_Work instructions_
Below are the records; copy each line in them that holds the word "Forecast".

+++ Dataset extract +++

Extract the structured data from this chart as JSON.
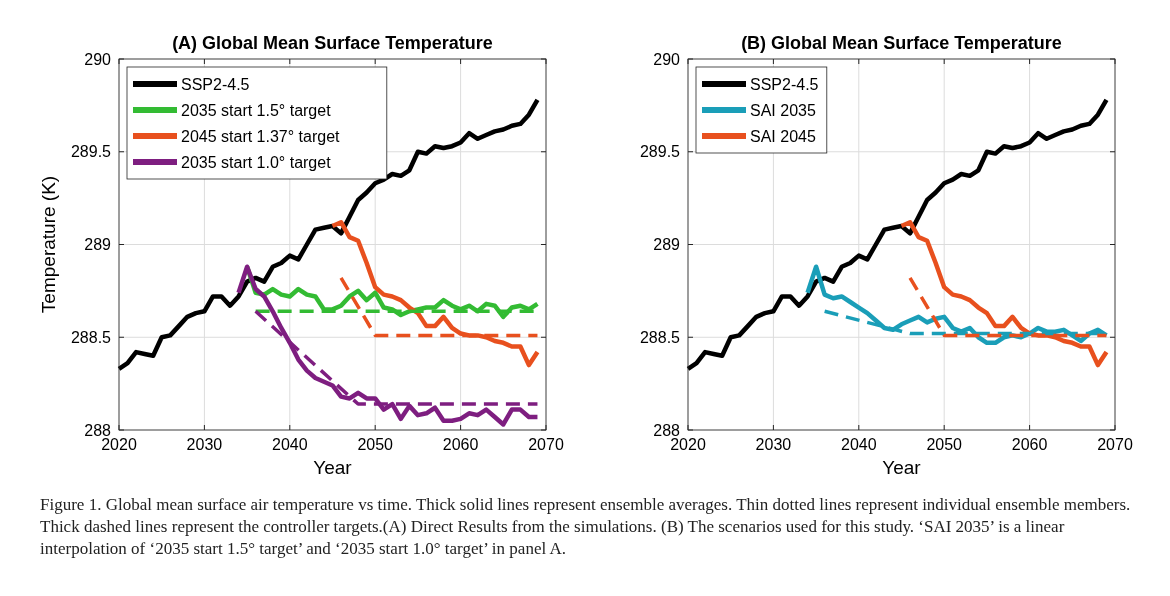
{
  "chart_data": [
    {
      "type": "line",
      "title": "(A) Global Mean Surface Temperature",
      "xlabel": "Year",
      "ylabel": "Temperature (K)",
      "xlim": [
        2020,
        2070
      ],
      "xticks": [
        2020,
        2030,
        2040,
        2050,
        2060,
        2070
      ],
      "ylim": [
        288,
        290
      ],
      "yticks": [
        288,
        288.5,
        289,
        289.5,
        290
      ],
      "grid": true,
      "legend": "top left",
      "annotations": [
        "Figure 1. Global mean surface air temperature vs time. Thick solid lines represent ensemble averages. Thin dotted lines represent individual ensemble members. Thick dashed lines represent the controller targets.(A) Direct Results from the simulations. (B) The scenarios used for this study. ‘SAI 2035’ is a linear interpolation of ‘2035 start 1.5° target’ and ‘2035 start 1.0° target’ in panel A."
      ],
      "series": [
        {
          "name": "SSP2-4.5",
          "color": "#000000",
          "line_style": "solid",
          "x": [
            2020,
            2021,
            2022,
            2023,
            2024,
            2025,
            2026,
            2027,
            2028,
            2029,
            2030,
            2031,
            2032,
            2033,
            2034,
            2035,
            2036,
            2037,
            2038,
            2039,
            2040,
            2041,
            2042,
            2043,
            2044,
            2045,
            2046,
            2047,
            2048,
            2049,
            2050,
            2051,
            2052,
            2053,
            2054,
            2055,
            2056,
            2057,
            2058,
            2059,
            2060,
            2061,
            2062,
            2063,
            2064,
            2065,
            2066,
            2067,
            2068,
            2069
          ],
          "values": [
            288.33,
            288.36,
            288.42,
            288.41,
            288.4,
            288.5,
            288.51,
            288.56,
            288.61,
            288.63,
            288.64,
            288.72,
            288.72,
            288.67,
            288.72,
            288.8,
            288.82,
            288.8,
            288.88,
            288.9,
            288.94,
            288.92,
            289.0,
            289.08,
            289.09,
            289.1,
            289.06,
            289.15,
            289.24,
            289.28,
            289.33,
            289.35,
            289.38,
            289.37,
            289.4,
            289.5,
            289.49,
            289.53,
            289.52,
            289.53,
            289.55,
            289.6,
            289.57,
            289.59,
            289.61,
            289.62,
            289.64,
            289.65,
            289.7,
            289.78
          ]
        },
        {
          "name": "2035 start 1.5° target",
          "color": "#33bb33",
          "line_style": "solid",
          "x": [
            2035,
            2036,
            2037,
            2038,
            2039,
            2040,
            2041,
            2042,
            2043,
            2044,
            2045,
            2046,
            2047,
            2048,
            2049,
            2050,
            2051,
            2052,
            2053,
            2054,
            2055,
            2056,
            2057,
            2058,
            2059,
            2060,
            2061,
            2062,
            2063,
            2064,
            2065,
            2066,
            2067,
            2068,
            2069
          ],
          "values": [
            288.88,
            288.74,
            288.73,
            288.76,
            288.73,
            288.72,
            288.76,
            288.73,
            288.72,
            288.65,
            288.65,
            288.67,
            288.72,
            288.75,
            288.7,
            288.74,
            288.66,
            288.65,
            288.62,
            288.64,
            288.65,
            288.66,
            288.66,
            288.7,
            288.67,
            288.65,
            288.67,
            288.64,
            288.68,
            288.67,
            288.61,
            288.66,
            288.67,
            288.65,
            288.68
          ]
        },
        {
          "name": "2045 start 1.37° target",
          "color": "#e8501e",
          "line_style": "solid",
          "x": [
            2045,
            2046,
            2047,
            2048,
            2049,
            2050,
            2051,
            2052,
            2053,
            2054,
            2055,
            2056,
            2057,
            2058,
            2059,
            2060,
            2061,
            2062,
            2063,
            2064,
            2065,
            2066,
            2067,
            2068,
            2069
          ],
          "values": [
            289.1,
            289.12,
            289.04,
            289.02,
            288.9,
            288.77,
            288.73,
            288.72,
            288.7,
            288.66,
            288.63,
            288.56,
            288.56,
            288.61,
            288.55,
            288.52,
            288.51,
            288.51,
            288.5,
            288.48,
            288.47,
            288.45,
            288.45,
            288.35,
            288.42
          ]
        },
        {
          "name": "2035 start 1.0° target",
          "color": "#7e1e80",
          "line_style": "solid",
          "x": [
            2034,
            2035,
            2036,
            2037,
            2038,
            2039,
            2040,
            2041,
            2042,
            2043,
            2044,
            2045,
            2046,
            2047,
            2048,
            2049,
            2050,
            2051,
            2052,
            2053,
            2054,
            2055,
            2056,
            2057,
            2058,
            2059,
            2060,
            2061,
            2062,
            2063,
            2064,
            2065,
            2066,
            2067,
            2068,
            2069
          ],
          "values": [
            288.74,
            288.88,
            288.76,
            288.72,
            288.64,
            288.55,
            288.47,
            288.38,
            288.32,
            288.28,
            288.26,
            288.24,
            288.18,
            288.17,
            288.2,
            288.17,
            288.17,
            288.11,
            288.14,
            288.06,
            288.13,
            288.08,
            288.09,
            288.12,
            288.05,
            288.05,
            288.06,
            288.09,
            288.08,
            288.11,
            288.07,
            288.03,
            288.11,
            288.11,
            288.07,
            288.07
          ]
        },
        {
          "color": "#33bb33",
          "line_style": "dashed",
          "x": [
            2036,
            2069
          ],
          "values": [
            288.64,
            288.64
          ]
        },
        {
          "color": "#e8501e",
          "line_style": "dashed",
          "x": [
            2046,
            2050,
            2069
          ],
          "values": [
            288.82,
            288.51,
            288.51
          ]
        },
        {
          "color": "#7e1e80",
          "line_style": "dashed",
          "x": [
            2036,
            2048,
            2069
          ],
          "values": [
            288.64,
            288.14,
            288.14
          ]
        }
      ]
    },
    {
      "type": "line",
      "title": "(B) Global Mean Surface Temperature",
      "xlabel": "Year",
      "xlim": [
        2020,
        2070
      ],
      "xticks": [
        2020,
        2030,
        2040,
        2050,
        2060,
        2070
      ],
      "ylim": [
        288,
        290
      ],
      "yticks": [
        288,
        288.5,
        289,
        289.5,
        290
      ],
      "grid": true,
      "legend": "top left",
      "series": [
        {
          "name": "SSP2-4.5",
          "color": "#000000",
          "line_style": "solid",
          "x": [
            2020,
            2021,
            2022,
            2023,
            2024,
            2025,
            2026,
            2027,
            2028,
            2029,
            2030,
            2031,
            2032,
            2033,
            2034,
            2035,
            2036,
            2037,
            2038,
            2039,
            2040,
            2041,
            2042,
            2043,
            2044,
            2045,
            2046,
            2047,
            2048,
            2049,
            2050,
            2051,
            2052,
            2053,
            2054,
            2055,
            2056,
            2057,
            2058,
            2059,
            2060,
            2061,
            2062,
            2063,
            2064,
            2065,
            2066,
            2067,
            2068,
            2069
          ],
          "values": [
            288.33,
            288.36,
            288.42,
            288.41,
            288.4,
            288.5,
            288.51,
            288.56,
            288.61,
            288.63,
            288.64,
            288.72,
            288.72,
            288.67,
            288.72,
            288.8,
            288.82,
            288.8,
            288.88,
            288.9,
            288.94,
            288.92,
            289.0,
            289.08,
            289.09,
            289.1,
            289.06,
            289.15,
            289.24,
            289.28,
            289.33,
            289.35,
            289.38,
            289.37,
            289.4,
            289.5,
            289.49,
            289.53,
            289.52,
            289.53,
            289.55,
            289.6,
            289.57,
            289.59,
            289.61,
            289.62,
            289.64,
            289.65,
            289.7,
            289.78
          ]
        },
        {
          "name": "SAI 2035",
          "color": "#1a9eb8",
          "line_style": "solid",
          "x": [
            2034,
            2035,
            2036,
            2037,
            2038,
            2039,
            2040,
            2041,
            2042,
            2043,
            2044,
            2045,
            2046,
            2047,
            2048,
            2049,
            2050,
            2051,
            2052,
            2053,
            2054,
            2055,
            2056,
            2057,
            2058,
            2059,
            2060,
            2061,
            2062,
            2063,
            2064,
            2065,
            2066,
            2067,
            2068,
            2069
          ],
          "values": [
            288.74,
            288.88,
            288.73,
            288.71,
            288.72,
            288.69,
            288.66,
            288.63,
            288.59,
            288.55,
            288.54,
            288.57,
            288.59,
            288.61,
            288.58,
            288.6,
            288.61,
            288.55,
            288.53,
            288.55,
            288.5,
            288.47,
            288.47,
            288.5,
            288.51,
            288.5,
            288.52,
            288.55,
            288.53,
            288.53,
            288.54,
            288.51,
            288.48,
            288.52,
            288.54,
            288.51
          ]
        },
        {
          "name": "SAI 2045",
          "color": "#e8501e",
          "line_style": "solid",
          "x": [
            2045,
            2046,
            2047,
            2048,
            2049,
            2050,
            2051,
            2052,
            2053,
            2054,
            2055,
            2056,
            2057,
            2058,
            2059,
            2060,
            2061,
            2062,
            2063,
            2064,
            2065,
            2066,
            2067,
            2068,
            2069
          ],
          "values": [
            289.1,
            289.12,
            289.04,
            289.02,
            288.9,
            288.77,
            288.73,
            288.72,
            288.7,
            288.66,
            288.63,
            288.56,
            288.56,
            288.61,
            288.55,
            288.52,
            288.51,
            288.51,
            288.5,
            288.48,
            288.47,
            288.45,
            288.45,
            288.35,
            288.42
          ]
        },
        {
          "color": "#1a9eb8",
          "line_style": "dashed",
          "x": [
            2036,
            2046,
            2069
          ],
          "values": [
            288.64,
            288.52,
            288.52
          ]
        },
        {
          "color": "#e8501e",
          "line_style": "dashed",
          "x": [
            2046,
            2050,
            2069
          ],
          "values": [
            288.82,
            288.51,
            288.51
          ]
        }
      ]
    }
  ]
}
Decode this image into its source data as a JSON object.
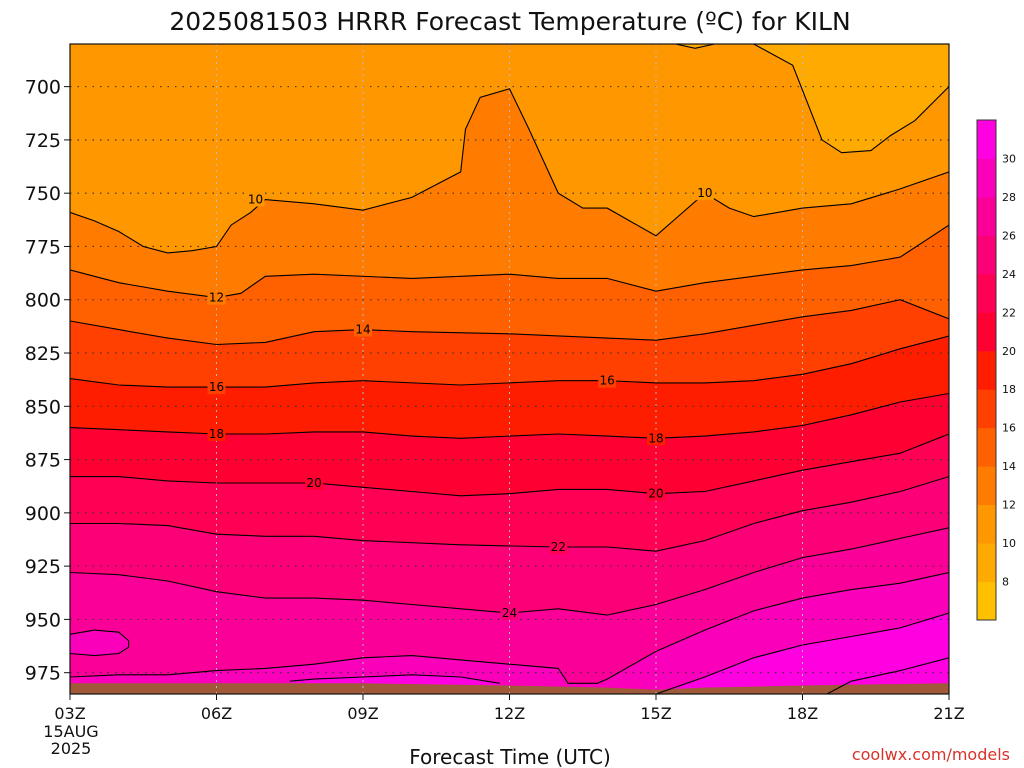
{
  "chart_data": {
    "type": "contour",
    "title": "2025081503 HRRR Forecast Temperature (ºC) for KILN",
    "xlabel": "Forecast Time (UTC)",
    "x_ticks": [
      "03Z",
      "06Z",
      "09Z",
      "12Z",
      "15Z",
      "18Z",
      "21Z"
    ],
    "x_date_lines": [
      "15AUG",
      "2025"
    ],
    "xlim": [
      3,
      21
    ],
    "ylabel": "",
    "y_ticks": [
      700,
      725,
      750,
      775,
      800,
      825,
      850,
      875,
      900,
      925,
      950,
      975
    ],
    "ylim": [
      680,
      985
    ],
    "y_inverted": true,
    "units": "ºC",
    "contour_interval": 2,
    "grid": true,
    "colorbar": {
      "ticks": [
        8,
        10,
        12,
        14,
        16,
        18,
        20,
        22,
        24,
        26,
        28,
        30
      ],
      "colors": [
        "#ffc000",
        "#ffaa00",
        "#ff9700",
        "#ff7c00",
        "#ff6000",
        "#ff4000",
        "#ff1d00",
        "#ff0033",
        "#ff0055",
        "#fb0077",
        "#fb0099",
        "#fb00bb",
        "#ff00e0"
      ]
    },
    "ground_color": "#a05a3a",
    "contours": [
      {
        "level": 10,
        "label": "10",
        "points": [
          [
            3,
            759
          ],
          [
            3.5,
            763
          ],
          [
            4,
            768
          ],
          [
            4.5,
            775
          ],
          [
            5,
            778
          ],
          [
            5.5,
            777
          ],
          [
            6,
            775
          ],
          [
            6.3,
            765
          ],
          [
            6.7,
            759
          ],
          [
            7,
            753
          ],
          [
            8,
            755
          ],
          [
            9,
            758
          ],
          [
            10,
            752
          ],
          [
            11,
            740
          ],
          [
            11.1,
            720
          ],
          [
            11.4,
            705
          ],
          [
            12,
            701
          ],
          [
            12.4,
            720
          ],
          [
            13,
            750
          ],
          [
            13.5,
            757
          ],
          [
            14,
            757
          ],
          [
            15,
            770
          ],
          [
            15.5,
            760
          ],
          [
            16,
            750
          ],
          [
            16.5,
            757
          ],
          [
            17,
            761
          ],
          [
            18,
            757
          ],
          [
            19,
            755
          ],
          [
            20,
            748
          ],
          [
            21,
            740
          ]
        ]
      },
      {
        "level": 8,
        "label": "",
        "points": [
          [
            15.4,
            680
          ],
          [
            15.8,
            682
          ],
          [
            16.2,
            680
          ],
          [
            17,
            680
          ],
          [
            17.8,
            690
          ],
          [
            18.4,
            725
          ],
          [
            18.8,
            731
          ],
          [
            19.4,
            730
          ],
          [
            19.8,
            723
          ],
          [
            20.3,
            716
          ],
          [
            21,
            700
          ]
        ]
      },
      {
        "level": 12,
        "label": "12",
        "points": [
          [
            3,
            786
          ],
          [
            4,
            792
          ],
          [
            5,
            796
          ],
          [
            6,
            799
          ],
          [
            6.5,
            797
          ],
          [
            7,
            789
          ],
          [
            8,
            788
          ],
          [
            10,
            790
          ],
          [
            11,
            789
          ],
          [
            12,
            788
          ],
          [
            13,
            790
          ],
          [
            14,
            790
          ],
          [
            15,
            796
          ],
          [
            16,
            792
          ],
          [
            18,
            786
          ],
          [
            19,
            784
          ],
          [
            20,
            780
          ],
          [
            21,
            765
          ]
        ]
      },
      {
        "level": 14,
        "label": "14",
        "points": [
          [
            3,
            810
          ],
          [
            4,
            814
          ],
          [
            5,
            818
          ],
          [
            6,
            821
          ],
          [
            7,
            820
          ],
          [
            8,
            815
          ],
          [
            9,
            814
          ],
          [
            10,
            815
          ],
          [
            12,
            816
          ],
          [
            14,
            818
          ],
          [
            15,
            819
          ],
          [
            16,
            816
          ],
          [
            17,
            812
          ],
          [
            18,
            808
          ],
          [
            19,
            805
          ],
          [
            20,
            800
          ],
          [
            21,
            809
          ]
        ]
      },
      {
        "level": 16,
        "label": "16",
        "points": [
          [
            3,
            837
          ],
          [
            4,
            840
          ],
          [
            5,
            841
          ],
          [
            6,
            841
          ],
          [
            7,
            841
          ],
          [
            8,
            839
          ],
          [
            9,
            838
          ],
          [
            11,
            840
          ],
          [
            13,
            838
          ],
          [
            14,
            838
          ],
          [
            15,
            839
          ],
          [
            16,
            839
          ],
          [
            17,
            838
          ],
          [
            18,
            835
          ],
          [
            19,
            830
          ],
          [
            20,
            823
          ],
          [
            21,
            817
          ]
        ]
      },
      {
        "level": 18,
        "label": "18",
        "points": [
          [
            3,
            860
          ],
          [
            4,
            861
          ],
          [
            5,
            862
          ],
          [
            6,
            863
          ],
          [
            7,
            863
          ],
          [
            8,
            862
          ],
          [
            9,
            862
          ],
          [
            10,
            864
          ],
          [
            11,
            865
          ],
          [
            12,
            864
          ],
          [
            13,
            863
          ],
          [
            14,
            864
          ],
          [
            15,
            865
          ],
          [
            16,
            864
          ],
          [
            17,
            862
          ],
          [
            18,
            859
          ],
          [
            19,
            854
          ],
          [
            20,
            848
          ],
          [
            21,
            844
          ]
        ]
      },
      {
        "level": 20,
        "label": "20",
        "points": [
          [
            3,
            883
          ],
          [
            4,
            883
          ],
          [
            5,
            885
          ],
          [
            6,
            886
          ],
          [
            7,
            886
          ],
          [
            8,
            886
          ],
          [
            9,
            888
          ],
          [
            10,
            890
          ],
          [
            11,
            892
          ],
          [
            12,
            891
          ],
          [
            13,
            889
          ],
          [
            14,
            889
          ],
          [
            15,
            891
          ],
          [
            16,
            890
          ],
          [
            17,
            885
          ],
          [
            18,
            880
          ],
          [
            19,
            876
          ],
          [
            20,
            872
          ],
          [
            21,
            863
          ]
        ]
      },
      {
        "level": 22,
        "label": "22",
        "points": [
          [
            3,
            905
          ],
          [
            4,
            905
          ],
          [
            5,
            906
          ],
          [
            6,
            910
          ],
          [
            7,
            911
          ],
          [
            8,
            911
          ],
          [
            9,
            913
          ],
          [
            11,
            915
          ],
          [
            13,
            916
          ],
          [
            14,
            916
          ],
          [
            15,
            918
          ],
          [
            16,
            913
          ],
          [
            17,
            905
          ],
          [
            18,
            899
          ],
          [
            19,
            895
          ],
          [
            20,
            890
          ],
          [
            21,
            883
          ]
        ]
      },
      {
        "level": 24,
        "label": "24",
        "points": [
          [
            3,
            928
          ],
          [
            4,
            929
          ],
          [
            5,
            932
          ],
          [
            6,
            937
          ],
          [
            7,
            940
          ],
          [
            8,
            940
          ],
          [
            9,
            941
          ],
          [
            10,
            943
          ],
          [
            11,
            945
          ],
          [
            12,
            947
          ],
          [
            13,
            945
          ],
          [
            14,
            948
          ],
          [
            15,
            943
          ],
          [
            16,
            936
          ],
          [
            17,
            928
          ],
          [
            18,
            921
          ],
          [
            19,
            917
          ],
          [
            20,
            912
          ],
          [
            21,
            907
          ]
        ]
      },
      {
        "level": 26,
        "label": "",
        "points": [
          [
            3,
            957
          ],
          [
            3.5,
            955
          ],
          [
            4,
            956
          ],
          [
            4.2,
            960
          ],
          [
            4.2,
            963
          ],
          [
            4,
            966
          ],
          [
            3.5,
            967
          ],
          [
            3,
            966
          ]
        ]
      },
      {
        "level": 26,
        "label": "",
        "points": [
          [
            3,
            977
          ],
          [
            4,
            976
          ],
          [
            5,
            976
          ],
          [
            6,
            974
          ],
          [
            7,
            973
          ],
          [
            8,
            971
          ],
          [
            9,
            968
          ],
          [
            10,
            967
          ],
          [
            11,
            969
          ],
          [
            12,
            971
          ],
          [
            13,
            973
          ],
          [
            13.2,
            980
          ],
          [
            13.8,
            980
          ],
          [
            14,
            978
          ],
          [
            15,
            965
          ],
          [
            16,
            955
          ],
          [
            17,
            946
          ],
          [
            18,
            940
          ],
          [
            19,
            936
          ],
          [
            20,
            933
          ],
          [
            21,
            928
          ]
        ]
      },
      {
        "level": 28,
        "label": "",
        "points": [
          [
            7.5,
            979
          ],
          [
            8,
            978
          ],
          [
            9,
            977
          ],
          [
            10,
            976
          ],
          [
            11,
            977
          ],
          [
            11.8,
            980
          ]
        ]
      },
      {
        "level": 28,
        "label": "",
        "points": [
          [
            15,
            985
          ],
          [
            16,
            977
          ],
          [
            17,
            968
          ],
          [
            18,
            962
          ],
          [
            19,
            958
          ],
          [
            20,
            954
          ],
          [
            21,
            947
          ]
        ]
      },
      {
        "level": 30,
        "label": "",
        "points": [
          [
            18.5,
            985
          ],
          [
            19,
            979
          ],
          [
            20,
            974
          ],
          [
            21,
            968
          ]
        ]
      }
    ],
    "label_positions": [
      {
        "text": "10",
        "x": 6.8,
        "y": 753
      },
      {
        "text": "10",
        "x": 16.0,
        "y": 750
      },
      {
        "text": "12",
        "x": 6.0,
        "y": 799
      },
      {
        "text": "14",
        "x": 9.0,
        "y": 814
      },
      {
        "text": "16",
        "x": 6.0,
        "y": 841
      },
      {
        "text": "16",
        "x": 14.0,
        "y": 838
      },
      {
        "text": "18",
        "x": 6.0,
        "y": 863
      },
      {
        "text": "18",
        "x": 15.0,
        "y": 865
      },
      {
        "text": "20",
        "x": 8.0,
        "y": 886
      },
      {
        "text": "20",
        "x": 15.0,
        "y": 891
      },
      {
        "text": "22",
        "x": 13.0,
        "y": 916
      },
      {
        "text": "24",
        "x": 12.0,
        "y": 947
      }
    ]
  },
  "credit": "coolwx.com/models"
}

+++

_Output below_
    "title": "2025081503 HRRR Forecast Temperature (ºC) for KILN",
    "xlabel": "Forecast Time (UTC)",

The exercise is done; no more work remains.